::: Records to process
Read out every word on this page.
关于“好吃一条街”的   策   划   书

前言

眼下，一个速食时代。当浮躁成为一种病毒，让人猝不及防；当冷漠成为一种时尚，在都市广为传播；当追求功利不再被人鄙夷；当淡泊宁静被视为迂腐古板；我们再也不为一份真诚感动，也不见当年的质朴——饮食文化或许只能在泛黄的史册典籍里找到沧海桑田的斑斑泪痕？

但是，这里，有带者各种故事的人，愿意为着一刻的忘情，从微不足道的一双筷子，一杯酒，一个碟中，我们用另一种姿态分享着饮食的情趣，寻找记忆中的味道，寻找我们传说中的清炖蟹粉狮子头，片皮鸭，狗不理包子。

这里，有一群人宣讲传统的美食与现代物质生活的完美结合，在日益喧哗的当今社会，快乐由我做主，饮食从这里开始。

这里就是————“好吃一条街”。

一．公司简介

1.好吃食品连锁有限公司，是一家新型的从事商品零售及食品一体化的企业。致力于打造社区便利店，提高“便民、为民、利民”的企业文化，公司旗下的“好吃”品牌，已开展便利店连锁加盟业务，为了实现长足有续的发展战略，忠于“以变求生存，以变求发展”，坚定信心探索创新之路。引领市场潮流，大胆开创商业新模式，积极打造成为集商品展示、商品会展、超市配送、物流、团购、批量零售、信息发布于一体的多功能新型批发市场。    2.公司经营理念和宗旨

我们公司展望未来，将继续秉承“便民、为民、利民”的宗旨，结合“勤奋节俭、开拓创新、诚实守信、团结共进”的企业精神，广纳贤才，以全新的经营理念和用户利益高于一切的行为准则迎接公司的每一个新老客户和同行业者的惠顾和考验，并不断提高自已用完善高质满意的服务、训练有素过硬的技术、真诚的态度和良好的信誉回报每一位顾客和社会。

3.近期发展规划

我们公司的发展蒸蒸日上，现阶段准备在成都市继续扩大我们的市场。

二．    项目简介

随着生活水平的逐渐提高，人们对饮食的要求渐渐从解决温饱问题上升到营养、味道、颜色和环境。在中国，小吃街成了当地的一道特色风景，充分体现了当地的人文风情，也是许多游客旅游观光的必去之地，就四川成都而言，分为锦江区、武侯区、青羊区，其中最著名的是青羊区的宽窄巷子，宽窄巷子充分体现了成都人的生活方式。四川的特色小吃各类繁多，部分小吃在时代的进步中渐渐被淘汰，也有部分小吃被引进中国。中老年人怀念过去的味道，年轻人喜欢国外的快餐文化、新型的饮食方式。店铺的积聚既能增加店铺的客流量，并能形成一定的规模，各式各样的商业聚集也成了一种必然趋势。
::::::
» What to work on: Return the material in full, exactly as shown.

» Solution:
Read out every word on this page.
关于“好吃一条街”的   策   划   书

前言

眼下，一个速食时代。当浮躁成为一种病毒，让人猝不及防；当冷漠成为一种时尚，在都市广为传播；当追求功利不再被人鄙夷；当淡泊宁静被视为迂腐古板；我们再也不为一份真诚感动，也不见当年的质朴——饮食文化或许只能在泛黄的史册典籍里找到沧海桑田的斑斑泪痕？

但是，这里，有带者各种故事的人，愿意为着一刻的忘情，从微不足道的一双筷子，一杯酒，一个碟中，我们用另一种姿态分享着饮食的情趣，寻找记忆中的味道，寻找我们传说中的清炖蟹粉狮子头，片皮鸭，狗不理包子。

这里，有一群人宣讲传统的美食与现代物质生活的完美结合，在日益喧哗的当今社会，快乐由我做主，饮食从这里开始。

这里就是————“好吃一条街”。

一．公司简介

1.好吃食品连锁有限公司，是一家新型的从事商品零售及食品一体化的企业。致力于打造社区便利店，提高“便民、为民、利民”的企业文化，公司旗下的“好吃”品牌，已开展便利店连锁加盟业务，为了实现长足有续的发展战略，忠于“以变求生存，以变求发展”，坚定信心探索创新之路。引领市场潮流，大胆开创商业新模式，积极打造成为集商品展示、商品会展、超市配送、物流、团购、批量零售、信息发布于一体的多功能新型批发市场。    2.公司经营理念和宗旨

我们公司展望未来，将继续秉承“便民、为民、利民”的宗旨，结合“勤奋节俭、开拓创新、诚实守信、团结共进”的企业精神，广纳贤才，以全新的经营理念和用户利益高于一切的行为准则迎接公司的每一个新老客户和同行业者的惠顾和考验，并不断提高自已用完善高质满意的服务、训练有素过硬的技术、真诚的态度和良好的信誉回报每一位顾客和社会。

3.近期发展规划

我们公司的发展蒸蒸日上，现阶段准备在成都市继续扩大我们的市场。

二．    项目简介

随着生活水平的逐渐提高，人们对饮食的要求渐渐从解决温饱问题上升到营养、味道、颜色和环境。在中国，小吃街成了当地的一道特色风景，充分体现了当地的人文风情，也是许多游客旅游观光的必去之地，就四川成都而言，分为锦江区、武侯区、青羊区，其中最著名的是青羊区的宽窄巷子，宽窄巷子充分体现了成都人的生活方式。四川的特色小吃各类繁多，部分小吃在时代的进步中渐渐被淘汰，也有部分小吃被引进中国。中老年人怀念过去的味道，年轻人喜欢国外的快餐文化、新型的饮食方式。店铺的积聚既能增加店铺的客流量，并能形成一定的规模，各式各样的商业聚集也成了一种必然趋势。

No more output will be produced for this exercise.